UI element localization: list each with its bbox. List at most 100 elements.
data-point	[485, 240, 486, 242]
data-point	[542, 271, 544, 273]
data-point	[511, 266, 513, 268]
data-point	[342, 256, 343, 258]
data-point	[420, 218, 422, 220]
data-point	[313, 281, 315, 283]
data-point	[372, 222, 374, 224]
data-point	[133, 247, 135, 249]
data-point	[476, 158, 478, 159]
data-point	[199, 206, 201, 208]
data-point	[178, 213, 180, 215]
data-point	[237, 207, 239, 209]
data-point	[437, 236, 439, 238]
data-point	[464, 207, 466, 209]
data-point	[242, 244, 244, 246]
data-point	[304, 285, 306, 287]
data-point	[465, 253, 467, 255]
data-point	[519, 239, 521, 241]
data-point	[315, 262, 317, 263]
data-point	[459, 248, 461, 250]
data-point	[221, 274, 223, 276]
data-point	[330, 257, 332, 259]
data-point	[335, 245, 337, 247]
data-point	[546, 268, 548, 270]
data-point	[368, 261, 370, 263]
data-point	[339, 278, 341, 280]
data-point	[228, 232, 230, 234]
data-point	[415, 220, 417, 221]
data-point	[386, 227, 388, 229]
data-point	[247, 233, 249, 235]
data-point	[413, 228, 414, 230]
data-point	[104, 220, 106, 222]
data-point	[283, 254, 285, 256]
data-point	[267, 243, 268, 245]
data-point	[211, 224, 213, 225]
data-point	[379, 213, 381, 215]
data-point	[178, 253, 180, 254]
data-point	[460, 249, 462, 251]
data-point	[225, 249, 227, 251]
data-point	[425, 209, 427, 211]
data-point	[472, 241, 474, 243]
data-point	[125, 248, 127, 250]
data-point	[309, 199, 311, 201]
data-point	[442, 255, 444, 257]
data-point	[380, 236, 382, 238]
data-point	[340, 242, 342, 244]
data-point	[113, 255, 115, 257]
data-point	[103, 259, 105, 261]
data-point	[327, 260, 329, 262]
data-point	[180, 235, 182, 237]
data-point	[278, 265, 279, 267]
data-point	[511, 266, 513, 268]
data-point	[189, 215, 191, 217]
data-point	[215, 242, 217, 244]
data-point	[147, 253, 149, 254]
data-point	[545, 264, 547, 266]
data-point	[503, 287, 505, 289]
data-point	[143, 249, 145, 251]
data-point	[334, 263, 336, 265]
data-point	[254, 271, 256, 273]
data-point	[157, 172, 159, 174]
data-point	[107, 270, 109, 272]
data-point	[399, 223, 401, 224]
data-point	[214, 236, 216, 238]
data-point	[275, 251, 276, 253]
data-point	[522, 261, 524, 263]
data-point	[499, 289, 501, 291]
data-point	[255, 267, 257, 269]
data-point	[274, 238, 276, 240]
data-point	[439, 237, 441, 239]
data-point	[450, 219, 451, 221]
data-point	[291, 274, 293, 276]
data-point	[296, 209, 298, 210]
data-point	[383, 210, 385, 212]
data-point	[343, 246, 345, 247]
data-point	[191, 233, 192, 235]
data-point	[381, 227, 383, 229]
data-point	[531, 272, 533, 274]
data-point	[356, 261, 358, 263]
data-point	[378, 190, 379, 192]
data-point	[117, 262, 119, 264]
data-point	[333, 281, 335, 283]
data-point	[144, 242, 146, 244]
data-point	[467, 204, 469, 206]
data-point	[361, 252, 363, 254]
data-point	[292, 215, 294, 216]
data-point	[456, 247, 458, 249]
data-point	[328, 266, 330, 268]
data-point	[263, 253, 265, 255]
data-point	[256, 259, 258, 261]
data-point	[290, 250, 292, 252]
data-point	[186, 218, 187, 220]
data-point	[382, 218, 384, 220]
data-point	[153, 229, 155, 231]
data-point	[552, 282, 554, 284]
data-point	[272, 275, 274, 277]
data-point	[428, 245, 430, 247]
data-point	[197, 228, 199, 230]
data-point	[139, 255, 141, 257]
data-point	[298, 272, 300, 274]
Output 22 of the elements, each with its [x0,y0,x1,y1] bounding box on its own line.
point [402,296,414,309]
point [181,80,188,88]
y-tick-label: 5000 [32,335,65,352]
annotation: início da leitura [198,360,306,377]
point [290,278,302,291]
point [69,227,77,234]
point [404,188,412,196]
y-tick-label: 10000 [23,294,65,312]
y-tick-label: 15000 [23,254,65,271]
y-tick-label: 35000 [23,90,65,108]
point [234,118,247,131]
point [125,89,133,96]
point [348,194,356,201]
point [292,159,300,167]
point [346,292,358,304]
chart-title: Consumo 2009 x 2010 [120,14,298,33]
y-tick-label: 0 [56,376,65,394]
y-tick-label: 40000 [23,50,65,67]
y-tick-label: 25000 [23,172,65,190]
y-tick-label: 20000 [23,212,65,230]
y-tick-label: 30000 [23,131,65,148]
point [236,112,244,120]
* * *
# Instruction
Rewrite every line of the records above as one numbered list, omitting any blank lines.

# Reply to the task
1. UI element localization: list each with its bbox. List at most 100 elements.
2. data-point	[485, 240, 486, 242]
3. data-point	[542, 271, 544, 273]
4. data-point	[511, 266, 513, 268]
5. data-point	[342, 256, 343, 258]
6. data-point	[420, 218, 422, 220]
7. data-point	[313, 281, 315, 283]
8. data-point	[372, 222, 374, 224]
9. data-point	[133, 247, 135, 249]
10. data-point	[476, 158, 478, 159]
11. data-point	[199, 206, 201, 208]
12. data-point	[178, 213, 180, 215]
13. data-point	[237, 207, 239, 209]
14. data-point	[437, 236, 439, 238]
15. data-point	[464, 207, 466, 209]
16. data-point	[242, 244, 244, 246]
17. data-point	[304, 285, 306, 287]
18. data-point	[465, 253, 467, 255]
19. data-point	[519, 239, 521, 241]
20. data-point	[315, 262, 317, 263]
21. data-point	[459, 248, 461, 250]
22. data-point	[221, 274, 223, 276]
23. data-point	[330, 257, 332, 259]
24. data-point	[335, 245, 337, 247]
25. data-point	[546, 268, 548, 270]
26. data-point	[368, 261, 370, 263]
27. data-point	[339, 278, 341, 280]
28. data-point	[228, 232, 230, 234]
29. data-point	[415, 220, 417, 221]
30. data-point	[386, 227, 388, 229]
31. data-point	[247, 233, 249, 235]
32. data-point	[413, 228, 414, 230]
33. data-point	[104, 220, 106, 222]
34. data-point	[283, 254, 285, 256]
35. data-point	[267, 243, 268, 245]
36. data-point	[211, 224, 213, 225]
37. data-point	[379, 213, 381, 215]
38. data-point	[178, 253, 180, 254]
39. data-point	[460, 249, 462, 251]
40. data-point	[225, 249, 227, 251]
41. data-point	[425, 209, 427, 211]
42. data-point	[472, 241, 474, 243]
43. data-point	[125, 248, 127, 250]
44. data-point	[309, 199, 311, 201]
45. data-point	[442, 255, 444, 257]
46. data-point	[380, 236, 382, 238]
47. data-point	[340, 242, 342, 244]
48. data-point	[113, 255, 115, 257]
49. data-point	[103, 259, 105, 261]
50. data-point	[327, 260, 329, 262]
51. data-point	[180, 235, 182, 237]
52. data-point	[278, 265, 279, 267]
53. data-point	[511, 266, 513, 268]
54. data-point	[189, 215, 191, 217]
55. data-point	[215, 242, 217, 244]
56. data-point	[147, 253, 149, 254]
57. data-point	[545, 264, 547, 266]
58. data-point	[503, 287, 505, 289]
59. data-point	[143, 249, 145, 251]
60. data-point	[334, 263, 336, 265]
61. data-point	[254, 271, 256, 273]
62. data-point	[157, 172, 159, 174]
63. data-point	[107, 270, 109, 272]
64. data-point	[399, 223, 401, 224]
65. data-point	[214, 236, 216, 238]
66. data-point	[275, 251, 276, 253]
67. data-point	[522, 261, 524, 263]
68. data-point	[499, 289, 501, 291]
69. data-point	[255, 267, 257, 269]
70. data-point	[274, 238, 276, 240]
71. data-point	[439, 237, 441, 239]
72. data-point	[450, 219, 451, 221]
73. data-point	[291, 274, 293, 276]
74. data-point	[296, 209, 298, 210]
75. data-point	[383, 210, 385, 212]
76. data-point	[343, 246, 345, 247]
77. data-point	[191, 233, 192, 235]
78. data-point	[381, 227, 383, 229]
79. data-point	[531, 272, 533, 274]
80. data-point	[356, 261, 358, 263]
81. data-point	[378, 190, 379, 192]
82. data-point	[117, 262, 119, 264]
83. data-point	[333, 281, 335, 283]
84. data-point	[144, 242, 146, 244]
85. data-point	[467, 204, 469, 206]
86. data-point	[361, 252, 363, 254]
87. data-point	[292, 215, 294, 216]
88. data-point	[456, 247, 458, 249]
89. data-point	[328, 266, 330, 268]
90. data-point	[263, 253, 265, 255]
91. data-point	[256, 259, 258, 261]
92. data-point	[290, 250, 292, 252]
93. data-point	[186, 218, 187, 220]
94. data-point	[382, 218, 384, 220]
95. data-point	[153, 229, 155, 231]
96. data-point	[552, 282, 554, 284]
97. data-point	[272, 275, 274, 277]
98. data-point	[428, 245, 430, 247]
99. data-point	[197, 228, 199, 230]
100. data-point	[139, 255, 141, 257]
101. data-point	[298, 272, 300, 274]
102. Output 22 of the elements, each with its [x0,y0,x1,y1] bounding box on its own line.
103. point [402,296,414,309]
104. point [181,80,188,88]
105. y-tick-label: 5000 [32,335,65,352]
106. annotation: início da leitura [198,360,306,377]
107. point [290,278,302,291]
108. point [69,227,77,234]
109. point [404,188,412,196]
110. y-tick-label: 10000 [23,294,65,312]
111. y-tick-label: 15000 [23,254,65,271]
112. y-tick-label: 35000 [23,90,65,108]
113. point [234,118,247,131]
114. point [125,89,133,96]
115. point [348,194,356,201]
116. point [292,159,300,167]
117. point [346,292,358,304]
118. chart-title: Consumo 2009 x 2010 [120,14,298,33]
119. y-tick-label: 0 [56,376,65,394]
120. y-tick-label: 40000 [23,50,65,67]
121. y-tick-label: 25000 [23,172,65,190]
122. y-tick-label: 20000 [23,212,65,230]
123. y-tick-label: 30000 [23,131,65,148]
124. point [236,112,244,120]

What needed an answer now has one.